THE DATA:
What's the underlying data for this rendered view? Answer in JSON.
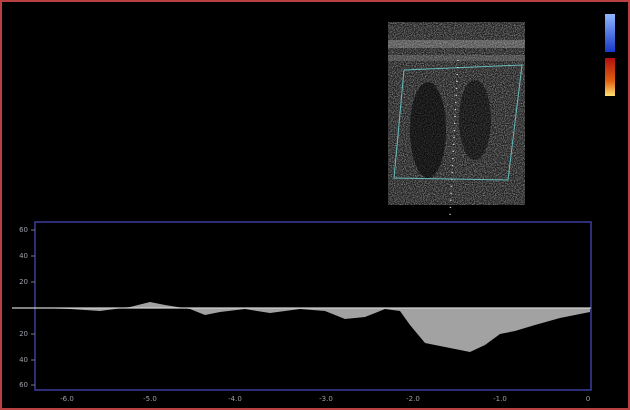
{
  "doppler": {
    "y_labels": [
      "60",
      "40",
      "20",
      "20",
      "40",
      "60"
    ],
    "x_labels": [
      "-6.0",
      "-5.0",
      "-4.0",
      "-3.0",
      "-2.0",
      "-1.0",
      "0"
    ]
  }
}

REQUIRED WORK:
Write every entry out again exactly, dropping the pictures.

SOLUTION:
What's the underlying data for this rendered view? Answer in JSON.
{
  "doppler": {
    "y_labels": [
      "60",
      "40",
      "20",
      "20",
      "40",
      "60"
    ],
    "x_labels": [
      "-6.0",
      "-5.0",
      "-4.0",
      "-3.0",
      "-2.0",
      "-1.0",
      "0"
    ]
  }
}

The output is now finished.